* Exercise prompt *
Tally every line in the listing that holds the string "protein", then state the total and nothing more.

* Recorded data *
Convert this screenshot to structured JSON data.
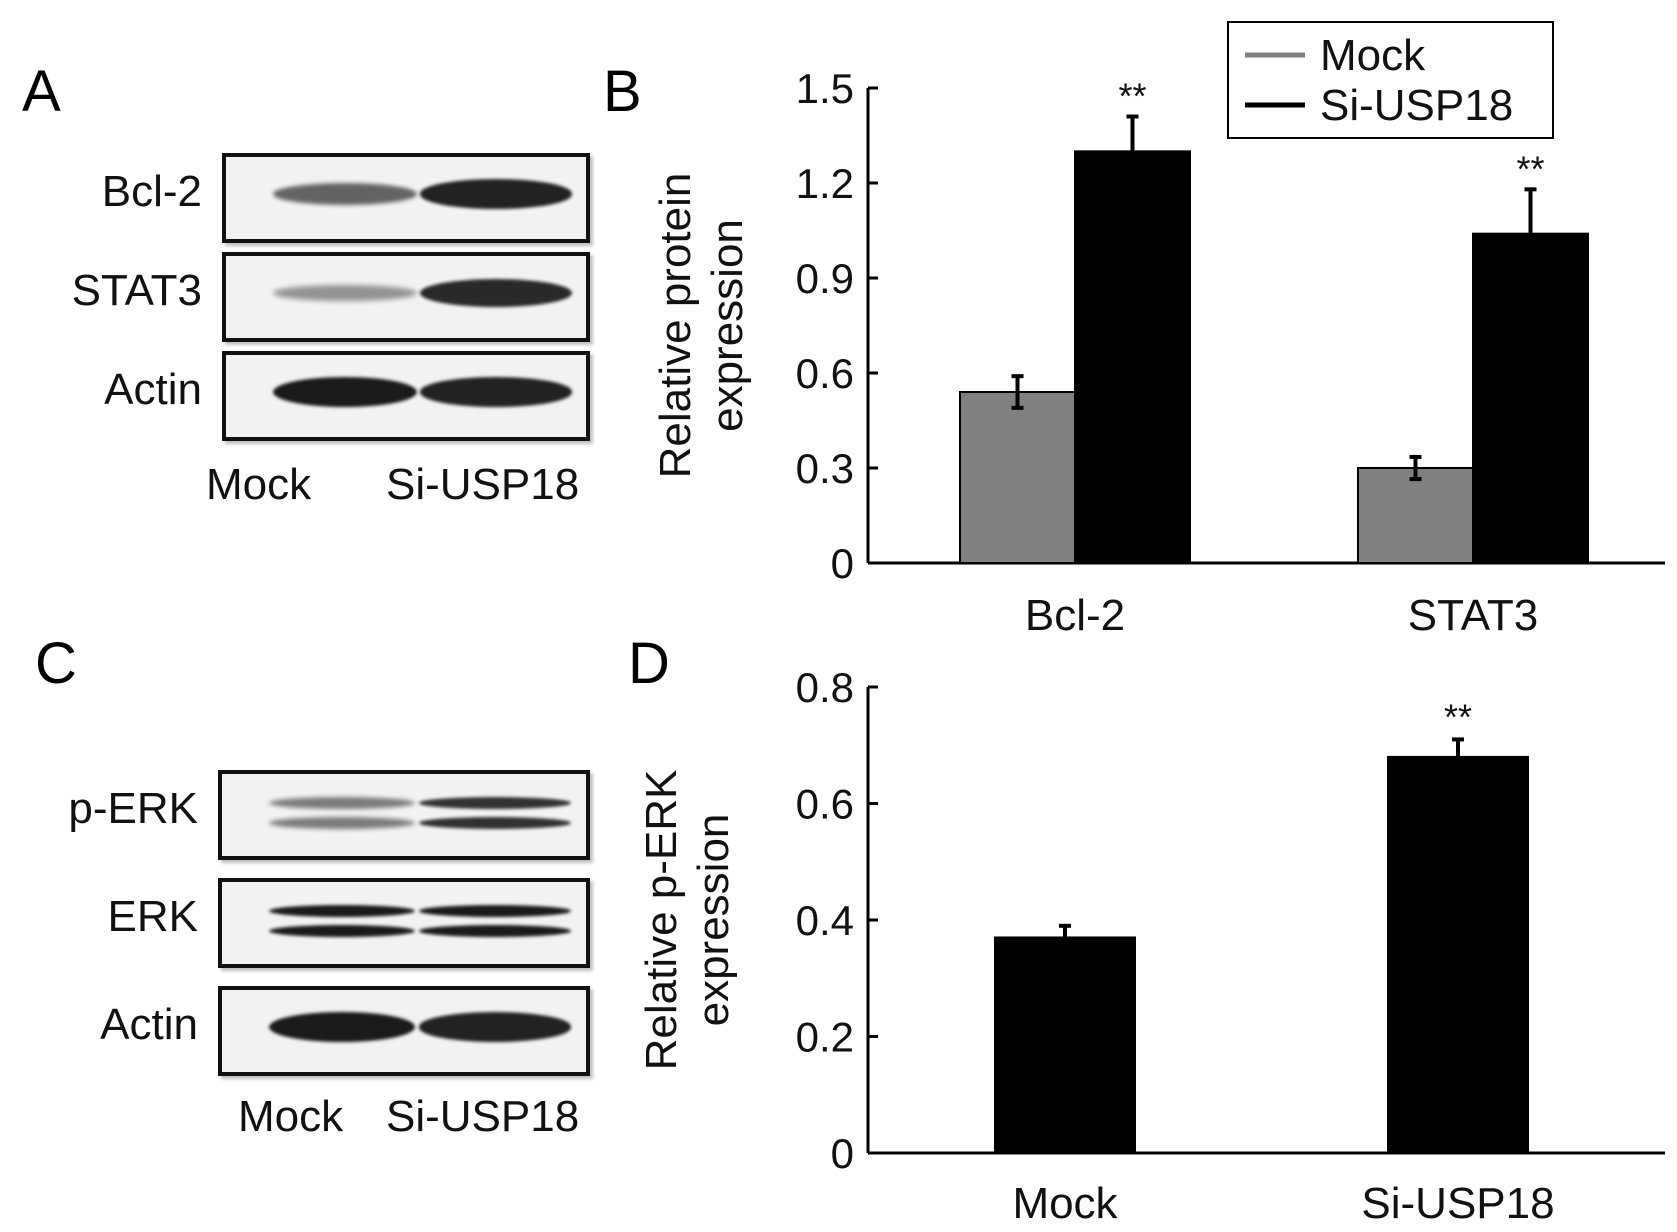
{
  "colors": {
    "mock": "#808080",
    "si": "#000000",
    "axis": "#000000",
    "band": "#1a1a1a"
  },
  "panels": {
    "A": {
      "letter": "A",
      "rows": [
        {
          "label": "Bcl-2",
          "mock": 0.55,
          "si": 0.95
        },
        {
          "label": "STAT3",
          "mock": 0.25,
          "si": 0.9
        },
        {
          "label": "Actin",
          "mock": 1.0,
          "si": 0.95
        }
      ],
      "lanes": [
        "Mock",
        "Si-USP18"
      ]
    },
    "C": {
      "letter": "C",
      "rows": [
        {
          "label": "p-ERK",
          "mock": 0.4,
          "si": 0.85,
          "double": true
        },
        {
          "label": "ERK",
          "mock": 1.0,
          "si": 1.0,
          "double": true
        },
        {
          "label": "Actin",
          "mock": 1.0,
          "si": 0.95
        }
      ],
      "lanes": [
        "Mock",
        "Si-USP18"
      ]
    }
  },
  "chart_data": [
    {
      "panel": "B",
      "type": "bar",
      "ylabel": "Relative protein expression",
      "ylabel_lines": [
        "Relative protein",
        "expression"
      ],
      "categories": [
        "Bcl-2",
        "STAT3"
      ],
      "ylim": [
        0,
        1.5
      ],
      "yticks": [
        "0",
        "0.3",
        "0.6",
        "0.9",
        "1.2",
        "1.5"
      ],
      "series": [
        {
          "name": "Mock",
          "values": [
            0.54,
            0.3
          ],
          "errors": [
            0.05,
            0.035
          ]
        },
        {
          "name": "Si-USP18",
          "values": [
            1.3,
            1.04
          ],
          "errors": [
            0.11,
            0.14
          ]
        }
      ],
      "annotations": [
        "",
        "**"
      ],
      "si_annotations": [
        "**",
        "**"
      ],
      "legend": {
        "placement": "top-right",
        "entries": [
          "Mock",
          "Si-USP18"
        ]
      }
    },
    {
      "panel": "D",
      "type": "bar",
      "ylabel": "Relative p-ERK expression",
      "ylabel_lines": [
        "Relative p-ERK",
        "expression"
      ],
      "categories": [
        "Mock",
        "Si-USP18"
      ],
      "ylim": [
        0,
        0.8
      ],
      "yticks": [
        "0",
        "0.2",
        "0.4",
        "0.6",
        "0.8"
      ],
      "values": [
        0.37,
        0.68
      ],
      "errors": [
        0.02,
        0.03
      ],
      "annotations": [
        "",
        "**"
      ]
    }
  ]
}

* Solution to this task *
2